• DO THIS
Pull every line with the word "出具报告" out of the entries below.

• ROWS

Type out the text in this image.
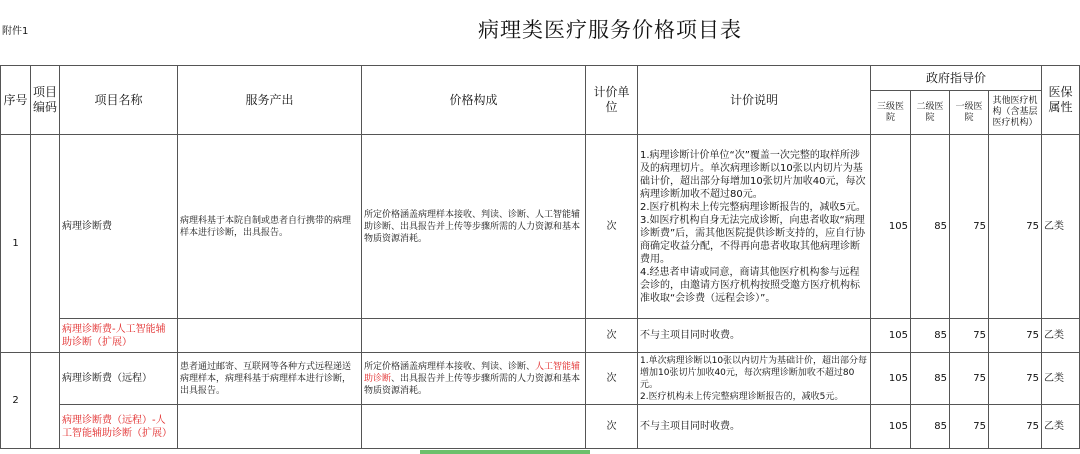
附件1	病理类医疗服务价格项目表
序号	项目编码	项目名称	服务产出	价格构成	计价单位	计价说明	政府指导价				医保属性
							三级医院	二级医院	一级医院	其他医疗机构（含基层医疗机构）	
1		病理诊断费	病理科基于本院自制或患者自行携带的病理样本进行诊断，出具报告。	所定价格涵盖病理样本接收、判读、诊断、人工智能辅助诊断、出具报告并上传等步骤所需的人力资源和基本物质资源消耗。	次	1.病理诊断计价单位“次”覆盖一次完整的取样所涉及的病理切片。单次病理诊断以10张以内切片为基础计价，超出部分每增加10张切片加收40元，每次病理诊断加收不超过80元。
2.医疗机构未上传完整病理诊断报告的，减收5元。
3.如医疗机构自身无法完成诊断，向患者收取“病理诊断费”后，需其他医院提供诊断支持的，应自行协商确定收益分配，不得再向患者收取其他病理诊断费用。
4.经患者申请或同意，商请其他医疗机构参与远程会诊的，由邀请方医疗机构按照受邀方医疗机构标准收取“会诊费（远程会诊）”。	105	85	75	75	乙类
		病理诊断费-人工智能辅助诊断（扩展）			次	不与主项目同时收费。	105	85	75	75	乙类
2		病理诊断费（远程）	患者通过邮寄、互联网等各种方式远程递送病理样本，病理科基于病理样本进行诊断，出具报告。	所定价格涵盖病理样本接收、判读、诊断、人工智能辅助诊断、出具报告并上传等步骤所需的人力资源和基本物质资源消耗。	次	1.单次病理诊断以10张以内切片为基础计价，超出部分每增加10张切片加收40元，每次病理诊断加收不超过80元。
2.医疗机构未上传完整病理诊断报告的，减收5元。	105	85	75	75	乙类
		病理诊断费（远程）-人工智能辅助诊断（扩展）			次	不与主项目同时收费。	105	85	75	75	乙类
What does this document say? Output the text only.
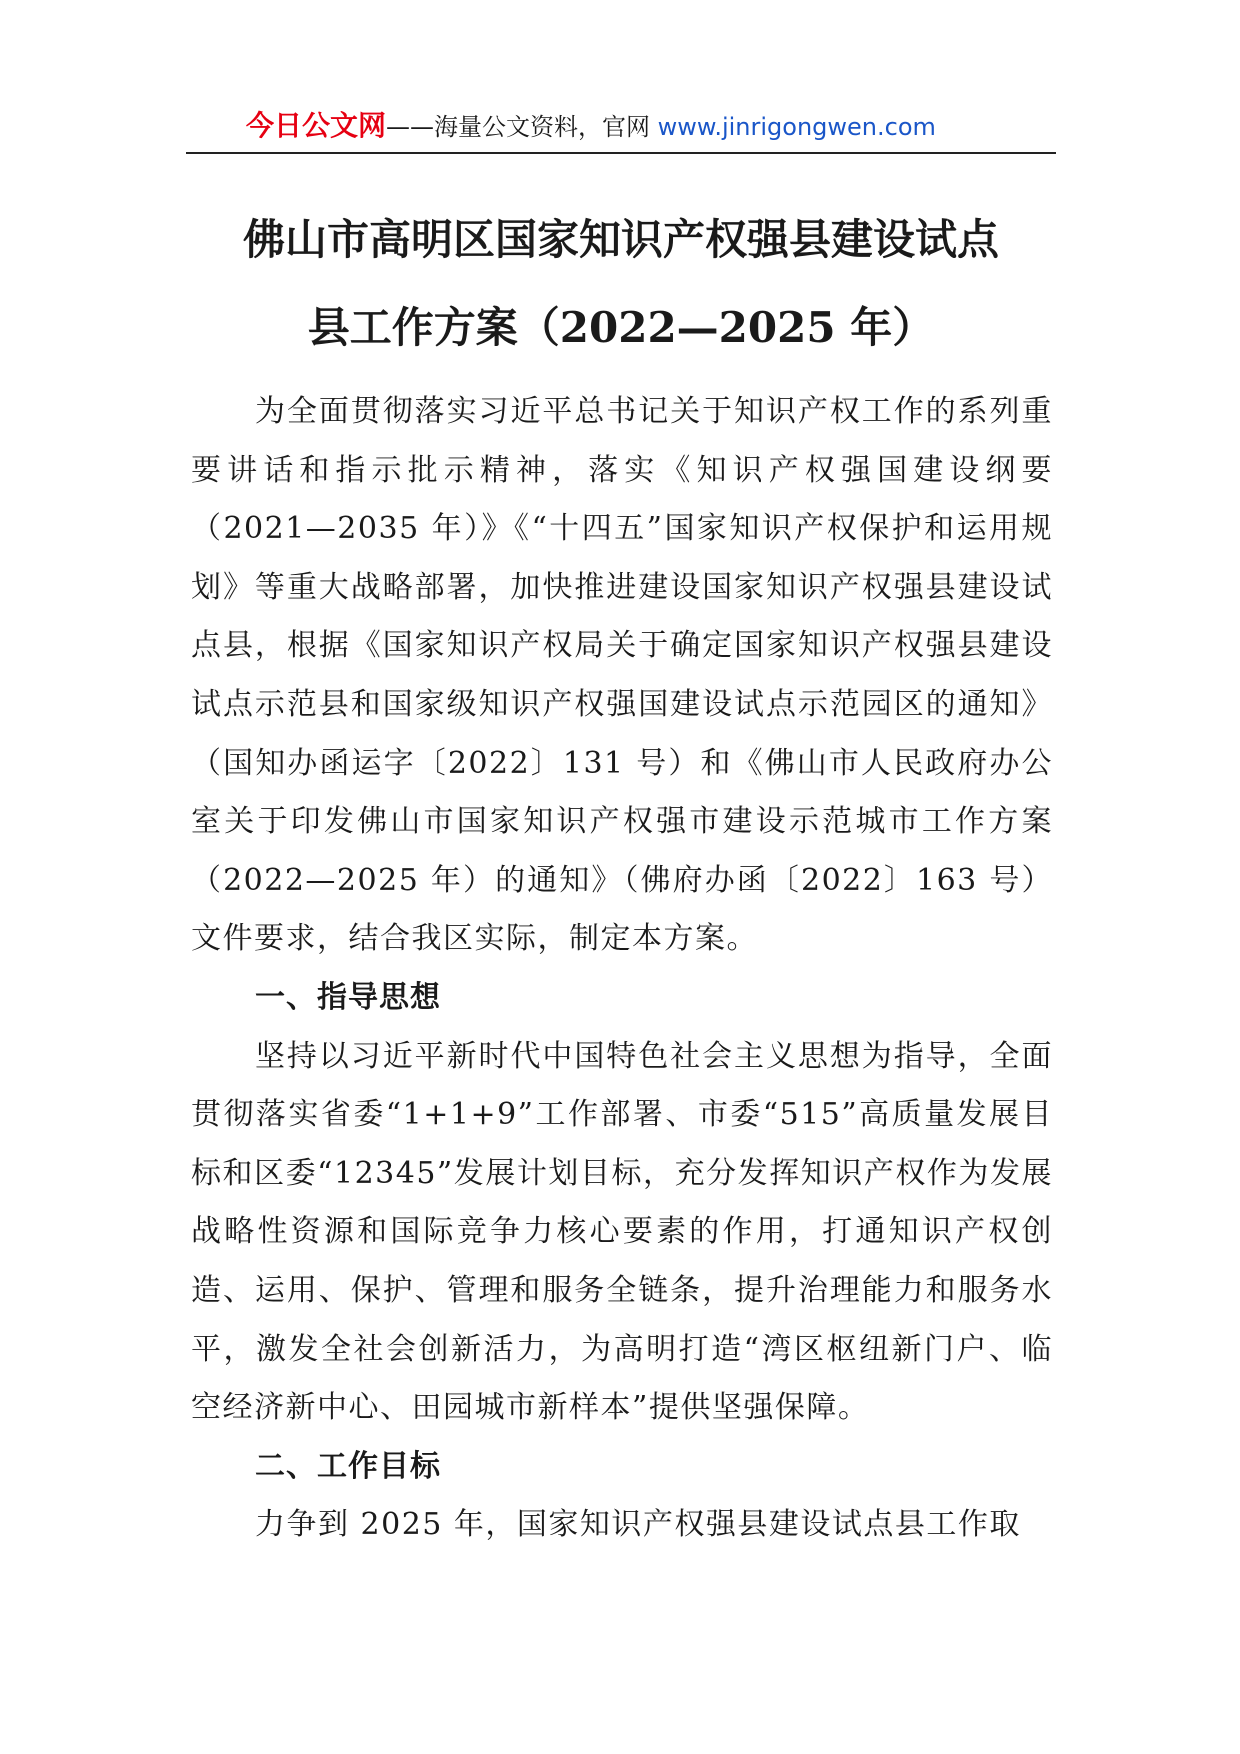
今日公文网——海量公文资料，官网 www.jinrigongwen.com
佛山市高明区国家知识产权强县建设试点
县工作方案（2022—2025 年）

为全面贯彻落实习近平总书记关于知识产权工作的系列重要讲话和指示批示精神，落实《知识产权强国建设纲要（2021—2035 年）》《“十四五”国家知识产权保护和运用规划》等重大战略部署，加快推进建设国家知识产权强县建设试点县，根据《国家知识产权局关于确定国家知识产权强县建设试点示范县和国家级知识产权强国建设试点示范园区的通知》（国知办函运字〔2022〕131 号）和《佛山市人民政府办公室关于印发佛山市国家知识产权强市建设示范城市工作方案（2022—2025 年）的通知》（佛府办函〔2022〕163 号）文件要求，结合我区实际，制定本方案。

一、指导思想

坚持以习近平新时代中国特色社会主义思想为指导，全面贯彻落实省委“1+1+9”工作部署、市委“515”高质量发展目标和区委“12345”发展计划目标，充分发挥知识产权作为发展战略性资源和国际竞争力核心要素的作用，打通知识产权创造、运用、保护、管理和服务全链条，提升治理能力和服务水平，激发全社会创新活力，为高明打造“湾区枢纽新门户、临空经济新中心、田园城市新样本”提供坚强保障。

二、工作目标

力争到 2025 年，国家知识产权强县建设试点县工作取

• TASK RESULT
1		病理诊断费	病理科基于本院自制或患者自行携带的病理样本进行诊断，出具报告。	所定价格涵盖病理样本接收、判读、诊断、人工智能辅助诊断、出具报告并上传等步骤所需的人力资源和基本物质资源消耗。	次	1.病理诊断计价单位“次”覆盖一次完整的取样所涉及的病理切片。单次病理诊断以10张以内切片为基础计价，超出部分每增加10张切片加收40元，每次病理诊断加收不超过80元。
2		病理诊断费（远程）	患者通过邮寄、互联网等各种方式远程递送病理样本，病理科基于病理样本进行诊断，出具报告。	所定价格涵盖病理样本接收、判读、诊断、人工智能辅助诊断、出具报告并上传等步骤所需的人力资源和基本物质资源消耗。	次	1.单次病理诊断以10张以内切片为基础计价，超出部分每增加10张切片加收40元，每次病理诊断加收不超过80元。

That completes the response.